(Extracted records)
● ● ● ●

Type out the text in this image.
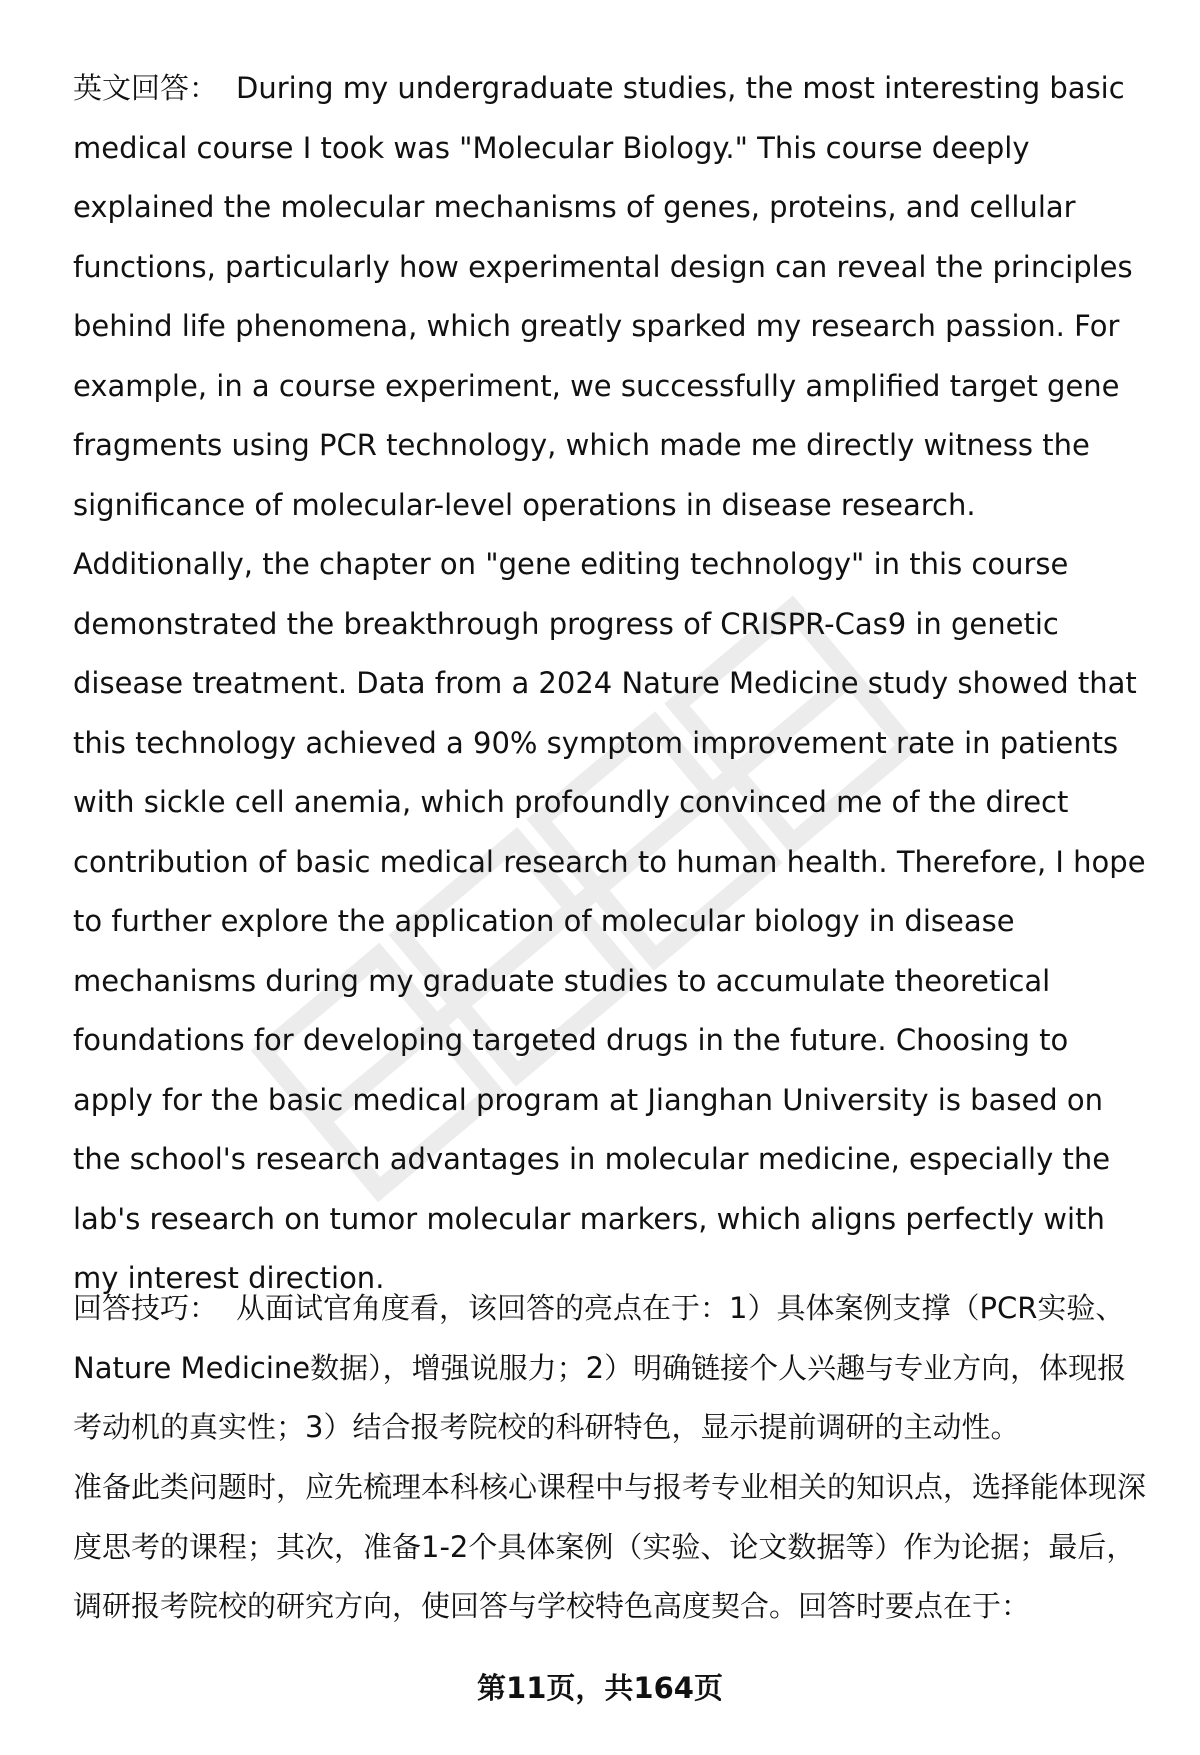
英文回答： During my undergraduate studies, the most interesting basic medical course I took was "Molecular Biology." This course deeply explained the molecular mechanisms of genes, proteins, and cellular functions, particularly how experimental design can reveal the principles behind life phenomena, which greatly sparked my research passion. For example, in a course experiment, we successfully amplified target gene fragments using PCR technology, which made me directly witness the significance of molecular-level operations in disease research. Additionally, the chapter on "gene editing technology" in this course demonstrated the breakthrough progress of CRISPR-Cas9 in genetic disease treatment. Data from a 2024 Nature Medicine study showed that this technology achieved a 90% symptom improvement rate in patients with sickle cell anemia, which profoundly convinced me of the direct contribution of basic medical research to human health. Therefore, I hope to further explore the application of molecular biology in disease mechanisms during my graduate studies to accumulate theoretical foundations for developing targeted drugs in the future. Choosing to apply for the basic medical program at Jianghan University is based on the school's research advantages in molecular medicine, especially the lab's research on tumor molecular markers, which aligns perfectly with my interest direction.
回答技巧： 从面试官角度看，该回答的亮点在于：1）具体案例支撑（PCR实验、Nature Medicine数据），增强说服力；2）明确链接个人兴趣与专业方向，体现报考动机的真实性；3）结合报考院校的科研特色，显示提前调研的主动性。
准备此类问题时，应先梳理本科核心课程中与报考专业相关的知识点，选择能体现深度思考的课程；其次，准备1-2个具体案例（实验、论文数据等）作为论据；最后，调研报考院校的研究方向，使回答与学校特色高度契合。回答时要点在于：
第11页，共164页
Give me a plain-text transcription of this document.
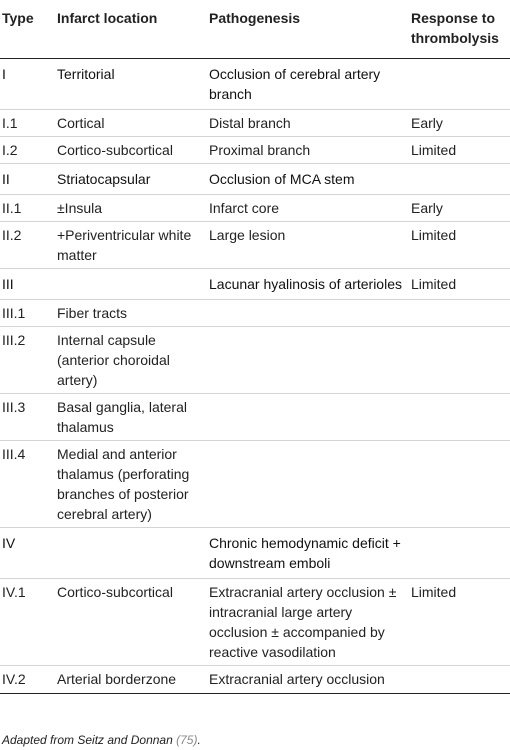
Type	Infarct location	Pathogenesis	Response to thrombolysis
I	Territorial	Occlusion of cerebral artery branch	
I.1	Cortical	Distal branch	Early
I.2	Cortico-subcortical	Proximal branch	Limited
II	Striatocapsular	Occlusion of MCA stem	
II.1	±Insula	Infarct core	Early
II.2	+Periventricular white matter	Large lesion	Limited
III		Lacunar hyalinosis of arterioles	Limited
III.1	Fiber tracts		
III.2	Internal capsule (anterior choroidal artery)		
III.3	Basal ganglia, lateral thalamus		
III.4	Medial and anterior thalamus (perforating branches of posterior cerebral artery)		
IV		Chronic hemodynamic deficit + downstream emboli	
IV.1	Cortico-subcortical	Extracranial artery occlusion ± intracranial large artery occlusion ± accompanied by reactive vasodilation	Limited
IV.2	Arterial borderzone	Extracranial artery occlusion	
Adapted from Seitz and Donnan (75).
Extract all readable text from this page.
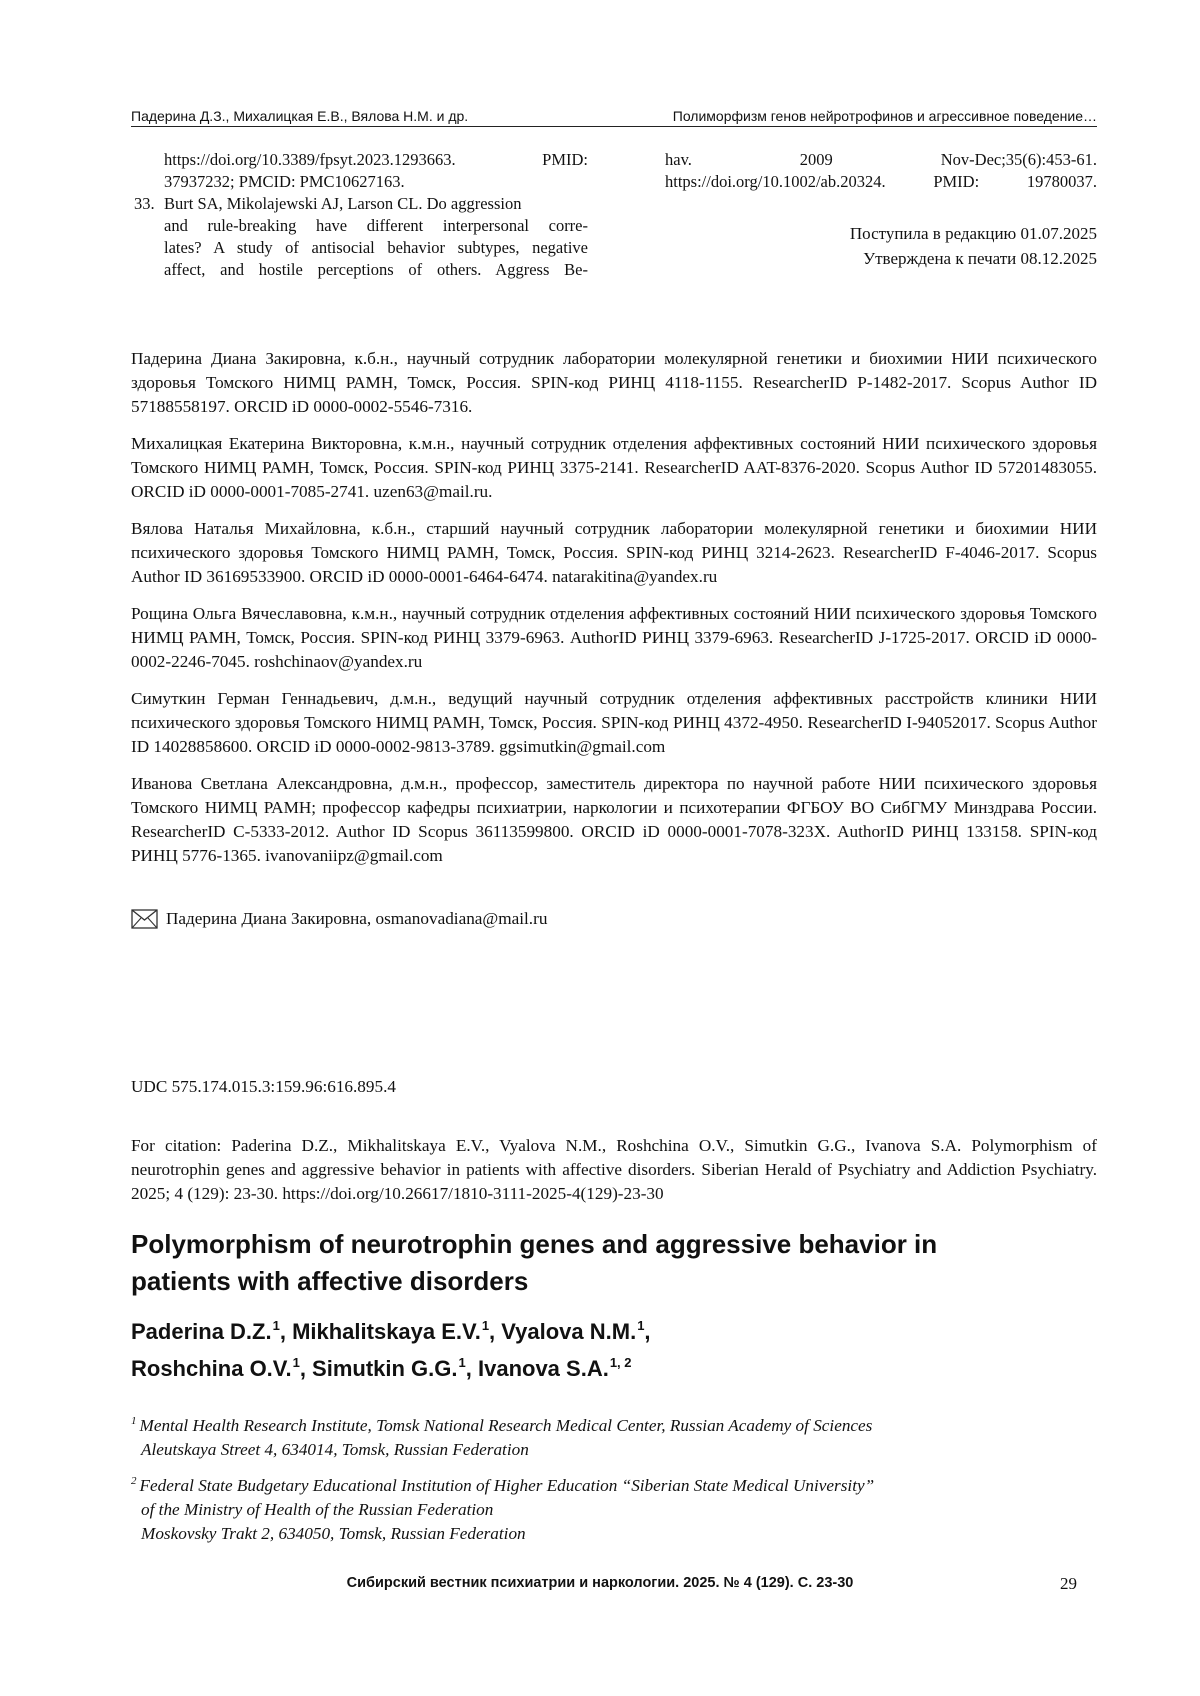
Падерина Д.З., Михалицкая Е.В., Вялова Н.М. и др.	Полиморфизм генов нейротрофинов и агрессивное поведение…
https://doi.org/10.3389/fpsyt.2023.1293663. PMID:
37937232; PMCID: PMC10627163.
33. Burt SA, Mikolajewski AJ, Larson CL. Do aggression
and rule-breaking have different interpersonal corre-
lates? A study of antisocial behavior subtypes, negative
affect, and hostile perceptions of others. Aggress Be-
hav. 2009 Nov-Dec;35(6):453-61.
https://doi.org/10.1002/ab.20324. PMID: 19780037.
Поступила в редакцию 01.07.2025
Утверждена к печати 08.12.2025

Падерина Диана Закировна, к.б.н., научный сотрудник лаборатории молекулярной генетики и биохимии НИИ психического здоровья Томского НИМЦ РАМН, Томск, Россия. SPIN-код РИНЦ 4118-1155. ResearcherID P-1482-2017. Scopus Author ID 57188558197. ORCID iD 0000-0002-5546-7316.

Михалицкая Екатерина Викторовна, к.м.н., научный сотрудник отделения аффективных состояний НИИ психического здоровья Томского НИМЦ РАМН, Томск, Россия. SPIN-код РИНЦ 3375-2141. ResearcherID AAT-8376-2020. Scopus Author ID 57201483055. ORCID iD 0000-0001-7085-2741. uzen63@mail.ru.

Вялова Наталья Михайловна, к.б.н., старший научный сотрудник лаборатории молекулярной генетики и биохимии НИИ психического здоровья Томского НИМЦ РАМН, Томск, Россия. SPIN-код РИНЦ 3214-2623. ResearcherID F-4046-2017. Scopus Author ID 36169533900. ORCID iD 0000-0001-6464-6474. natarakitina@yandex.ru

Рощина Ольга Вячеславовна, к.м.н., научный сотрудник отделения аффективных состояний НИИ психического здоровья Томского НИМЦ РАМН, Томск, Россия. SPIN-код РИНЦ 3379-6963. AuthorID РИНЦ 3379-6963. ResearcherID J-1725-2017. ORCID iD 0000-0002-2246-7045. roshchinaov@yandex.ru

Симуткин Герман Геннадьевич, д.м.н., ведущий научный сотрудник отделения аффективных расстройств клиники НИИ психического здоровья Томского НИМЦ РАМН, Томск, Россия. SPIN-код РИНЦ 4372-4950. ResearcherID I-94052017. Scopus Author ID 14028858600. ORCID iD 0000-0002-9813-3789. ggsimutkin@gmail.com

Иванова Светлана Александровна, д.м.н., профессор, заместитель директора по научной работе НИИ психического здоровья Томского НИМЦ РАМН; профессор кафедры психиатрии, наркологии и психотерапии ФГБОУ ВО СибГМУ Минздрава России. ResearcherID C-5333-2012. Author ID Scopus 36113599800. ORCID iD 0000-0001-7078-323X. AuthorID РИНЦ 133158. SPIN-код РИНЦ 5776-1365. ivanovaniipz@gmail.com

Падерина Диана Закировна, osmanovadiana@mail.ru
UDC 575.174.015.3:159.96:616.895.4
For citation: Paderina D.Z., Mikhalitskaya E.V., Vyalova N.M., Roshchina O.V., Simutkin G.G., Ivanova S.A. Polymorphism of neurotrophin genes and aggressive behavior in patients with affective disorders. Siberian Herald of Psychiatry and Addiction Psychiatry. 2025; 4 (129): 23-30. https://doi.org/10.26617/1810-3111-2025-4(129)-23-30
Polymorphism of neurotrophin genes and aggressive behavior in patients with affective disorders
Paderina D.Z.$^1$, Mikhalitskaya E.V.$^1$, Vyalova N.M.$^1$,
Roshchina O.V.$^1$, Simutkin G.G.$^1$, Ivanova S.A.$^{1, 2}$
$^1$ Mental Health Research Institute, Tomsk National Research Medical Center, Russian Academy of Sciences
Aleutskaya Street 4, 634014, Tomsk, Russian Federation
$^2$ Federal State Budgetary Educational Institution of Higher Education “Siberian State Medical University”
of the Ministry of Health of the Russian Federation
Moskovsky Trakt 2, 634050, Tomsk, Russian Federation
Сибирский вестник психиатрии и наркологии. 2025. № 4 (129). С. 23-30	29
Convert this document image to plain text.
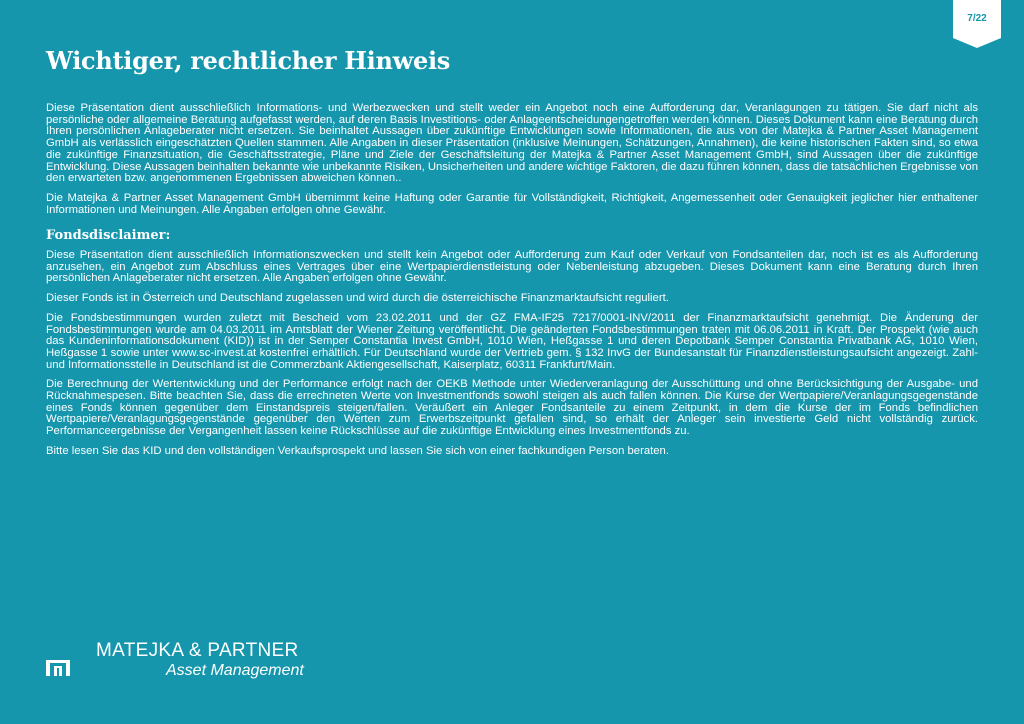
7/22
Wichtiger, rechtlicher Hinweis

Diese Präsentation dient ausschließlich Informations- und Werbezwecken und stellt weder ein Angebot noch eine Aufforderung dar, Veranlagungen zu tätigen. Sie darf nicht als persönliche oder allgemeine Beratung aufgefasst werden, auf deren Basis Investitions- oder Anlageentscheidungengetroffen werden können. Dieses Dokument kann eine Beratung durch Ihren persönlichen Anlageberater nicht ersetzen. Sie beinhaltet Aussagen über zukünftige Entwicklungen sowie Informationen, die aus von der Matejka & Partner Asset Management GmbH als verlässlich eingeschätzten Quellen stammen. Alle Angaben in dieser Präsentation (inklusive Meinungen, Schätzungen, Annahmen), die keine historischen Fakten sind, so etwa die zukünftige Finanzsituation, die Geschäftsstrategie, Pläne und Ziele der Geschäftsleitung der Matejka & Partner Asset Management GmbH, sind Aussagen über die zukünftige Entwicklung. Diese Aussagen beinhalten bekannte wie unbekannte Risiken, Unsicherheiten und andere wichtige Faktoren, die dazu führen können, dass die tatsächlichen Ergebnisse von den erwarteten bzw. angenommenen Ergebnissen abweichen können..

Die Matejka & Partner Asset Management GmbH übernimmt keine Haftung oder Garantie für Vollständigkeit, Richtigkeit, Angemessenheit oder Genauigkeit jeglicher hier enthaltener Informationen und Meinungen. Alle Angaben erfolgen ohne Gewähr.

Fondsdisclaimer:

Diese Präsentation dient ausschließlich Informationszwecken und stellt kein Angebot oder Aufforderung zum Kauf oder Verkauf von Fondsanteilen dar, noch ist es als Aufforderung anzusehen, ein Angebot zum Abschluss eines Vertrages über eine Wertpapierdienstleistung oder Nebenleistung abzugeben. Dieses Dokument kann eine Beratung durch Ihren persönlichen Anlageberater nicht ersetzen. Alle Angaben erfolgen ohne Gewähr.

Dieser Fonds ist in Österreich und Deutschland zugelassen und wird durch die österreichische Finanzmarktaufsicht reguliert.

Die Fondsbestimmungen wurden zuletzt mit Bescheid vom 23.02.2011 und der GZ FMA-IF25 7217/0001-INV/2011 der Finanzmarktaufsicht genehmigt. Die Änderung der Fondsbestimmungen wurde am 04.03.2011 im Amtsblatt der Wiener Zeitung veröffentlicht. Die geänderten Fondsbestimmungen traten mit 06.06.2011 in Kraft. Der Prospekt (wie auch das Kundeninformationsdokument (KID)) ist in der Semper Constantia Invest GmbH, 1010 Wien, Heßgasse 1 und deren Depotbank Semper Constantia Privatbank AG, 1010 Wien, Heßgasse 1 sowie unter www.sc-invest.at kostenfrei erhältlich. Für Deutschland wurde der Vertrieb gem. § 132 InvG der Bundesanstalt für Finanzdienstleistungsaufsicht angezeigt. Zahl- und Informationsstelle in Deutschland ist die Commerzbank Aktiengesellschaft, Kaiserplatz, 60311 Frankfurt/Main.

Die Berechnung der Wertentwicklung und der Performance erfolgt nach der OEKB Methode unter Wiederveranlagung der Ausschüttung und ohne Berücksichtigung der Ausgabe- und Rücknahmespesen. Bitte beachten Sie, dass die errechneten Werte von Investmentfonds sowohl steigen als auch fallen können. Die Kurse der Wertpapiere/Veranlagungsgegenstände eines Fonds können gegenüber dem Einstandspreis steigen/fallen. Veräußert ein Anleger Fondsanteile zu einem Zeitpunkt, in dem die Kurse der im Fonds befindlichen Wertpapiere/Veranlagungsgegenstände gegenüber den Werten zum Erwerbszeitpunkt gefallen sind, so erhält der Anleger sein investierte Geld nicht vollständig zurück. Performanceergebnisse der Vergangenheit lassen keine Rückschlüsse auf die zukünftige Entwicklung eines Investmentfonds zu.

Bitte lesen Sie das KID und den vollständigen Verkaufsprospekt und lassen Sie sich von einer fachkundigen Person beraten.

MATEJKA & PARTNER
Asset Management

● ● ● ●

## TASK GOAL
Go through the records above and copy each line where "deren" is found.

## SOLUTION
Diese Präsentation dient ausschließlich Informations- und Werbezwecken und stellt weder ein Angebot noch eine Aufforderung dar, Veranlagungen zu tätigen. Sie darf nicht als persönliche oder allgemeine Beratung aufgefasst werden, auf deren Basis Investitions- oder Anlageentscheidungengetroffen werden können. Dieses Dokument kann eine Beratung durch Ihren persönlichen Anlageberater nicht ersetzen. Sie beinhaltet Aussagen über zukünftige Entwicklungen sowie Informationen, die aus von der Matejka & Partner Asset Management GmbH als verlässlich eingeschätzten Quellen stammen. Alle Angaben in dieser Präsentation (inklusive Meinungen, Schätzungen, Annahmen), die keine historischen Fakten sind, so etwa die zukünftige Finanzsituation, die Geschäftsstrategie, Pläne und Ziele der Geschäftsleitung der Matejka & Partner Asset Management GmbH, sind Aussagen über die zukünftige Entwicklung. Diese Aussagen beinhalten bekannte wie unbekannte Risiken, Unsicherheiten und andere wichtige Faktoren, die dazu führen können, dass die tatsächlichen Ergebnisse von den erwarteten bzw. angenommenen Ergebnissen abweichen können..
Die Fondsbestimmungen wurden zuletzt mit Bescheid vom 23.02.2011 und der GZ FMA-IF25 7217/0001-INV/2011 der Finanzmarktaufsicht genehmigt. Die Änderung der Fondsbestimmungen wurde am 04.03.2011 im Amtsblatt der Wiener Zeitung veröffentlicht. Die geänderten Fondsbestimmungen traten mit 06.06.2011 in Kraft. Der Prospekt (wie auch das Kundeninformationsdokument (KID)) ist in der Semper Constantia Invest GmbH, 1010 Wien, Heßgasse 1 und deren Depotbank Semper Constantia Privatbank AG, 1010 Wien, Heßgasse 1 sowie unter www.sc-invest.at kostenfrei erhältlich. Für Deutschland wurde der Vertrieb gem. § 132 InvG der Bundesanstalt für Finanzdienstleistungsaufsicht angezeigt. Zahl- und Informationsstelle in Deutschland ist die Commerzbank Aktiengesellschaft, Kaiserplatz, 60311 Frankfurt/Main.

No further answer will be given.